> RECORDS TO USE:
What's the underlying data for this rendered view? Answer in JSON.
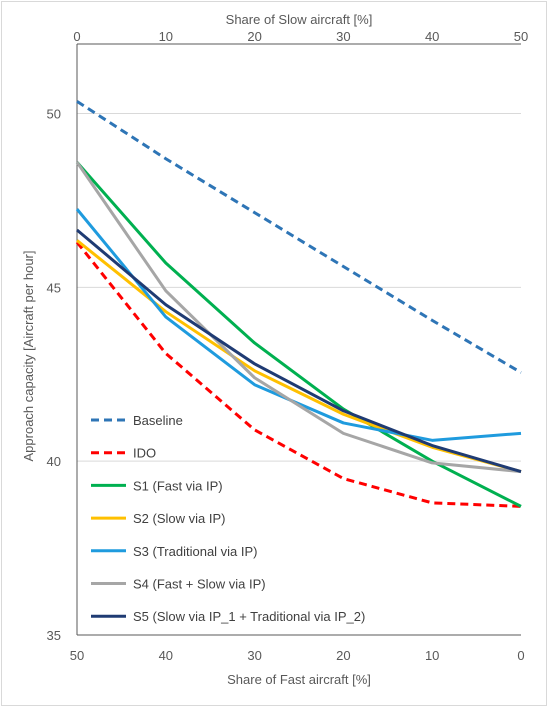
{
  "chart_data": {
    "type": "line",
    "top_xlabel": "Share of Slow aircraft [%]",
    "xlabel": "Share of Fast aircraft [%]",
    "ylabel": "Approach capacity [Aircraft per hour]",
    "x": [
      0,
      10,
      20,
      30,
      40,
      50
    ],
    "top_ticks": [
      "0",
      "10",
      "20",
      "30",
      "40",
      "50"
    ],
    "bottom_ticks": [
      "50",
      "40",
      "30",
      "20",
      "10",
      "0"
    ],
    "ylim": [
      35,
      52
    ],
    "yticks": [
      35,
      40,
      45,
      50
    ],
    "grid": "horizontal",
    "legend_position": "bottom-left",
    "series": [
      {
        "name": "Baseline",
        "values": [
          50.35,
          48.7,
          47.15,
          45.6,
          44.05,
          42.55
        ],
        "color": "#2E75B6",
        "dash": "dashed"
      },
      {
        "name": "IDO",
        "values": [
          46.3,
          43.1,
          40.9,
          39.5,
          38.8,
          38.7
        ],
        "color": "#FF0000",
        "dash": "dashed"
      },
      {
        "name": "S1 (Fast via IP)",
        "values": [
          48.6,
          45.7,
          43.4,
          41.5,
          40.0,
          38.7
        ],
        "color": "#00B050",
        "dash": "solid"
      },
      {
        "name": "S2 (Slow via IP)",
        "values": [
          46.35,
          44.3,
          42.6,
          41.35,
          40.4,
          39.7
        ],
        "color": "#FFC000",
        "dash": "solid"
      },
      {
        "name": "S3 (Traditional via IP)",
        "values": [
          47.25,
          44.15,
          42.2,
          41.1,
          40.6,
          40.8
        ],
        "color": "#1F9BDE",
        "dash": "solid"
      },
      {
        "name": "S4 (Fast + Slow via IP)",
        "values": [
          48.6,
          44.9,
          42.4,
          40.8,
          39.95,
          39.7
        ],
        "color": "#A6A6A6",
        "dash": "solid"
      },
      {
        "name": "S5 (Slow via IP_1 + Traditional via IP_2)",
        "values": [
          46.65,
          44.5,
          42.8,
          41.45,
          40.45,
          39.7
        ],
        "color": "#1F3B73",
        "dash": "solid"
      }
    ]
  }
}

> GIVEN INSTRUCTION: Copy the listing over exactly, skipping the pictures it holds.

> WRITTEN ANSWER:
What's the underlying data for this rendered view? Answer in JSON.
{
  "chart_data": {
    "type": "line",
    "top_xlabel": "Share of Slow aircraft [%]",
    "xlabel": "Share of Fast aircraft [%]",
    "ylabel": "Approach capacity [Aircraft per hour]",
    "x": [
      0,
      10,
      20,
      30,
      40,
      50
    ],
    "top_ticks": [
      "0",
      "10",
      "20",
      "30",
      "40",
      "50"
    ],
    "bottom_ticks": [
      "50",
      "40",
      "30",
      "20",
      "10",
      "0"
    ],
    "ylim": [
      35,
      52
    ],
    "yticks": [
      35,
      40,
      45,
      50
    ],
    "grid": "horizontal",
    "legend_position": "bottom-left",
    "series": [
      {
        "name": "Baseline",
        "values": [
          50.35,
          48.7,
          47.15,
          45.6,
          44.05,
          42.55
        ],
        "color": "#2E75B6",
        "dash": "dashed"
      },
      {
        "name": "IDO",
        "values": [
          46.3,
          43.1,
          40.9,
          39.5,
          38.8,
          38.7
        ],
        "color": "#FF0000",
        "dash": "dashed"
      },
      {
        "name": "S1 (Fast via IP)",
        "values": [
          48.6,
          45.7,
          43.4,
          41.5,
          40.0,
          38.7
        ],
        "color": "#00B050",
        "dash": "solid"
      },
      {
        "name": "S2 (Slow via IP)",
        "values": [
          46.35,
          44.3,
          42.6,
          41.35,
          40.4,
          39.7
        ],
        "color": "#FFC000",
        "dash": "solid"
      },
      {
        "name": "S3 (Traditional via IP)",
        "values": [
          47.25,
          44.15,
          42.2,
          41.1,
          40.6,
          40.8
        ],
        "color": "#1F9BDE",
        "dash": "solid"
      },
      {
        "name": "S4 (Fast + Slow via IP)",
        "values": [
          48.6,
          44.9,
          42.4,
          40.8,
          39.95,
          39.7
        ],
        "color": "#A6A6A6",
        "dash": "solid"
      },
      {
        "name": "S5 (Slow via IP_1 + Traditional via IP_2)",
        "values": [
          46.65,
          44.5,
          42.8,
          41.45,
          40.45,
          39.7
        ],
        "color": "#1F3B73",
        "dash": "solid"
      }
    ]
  }
}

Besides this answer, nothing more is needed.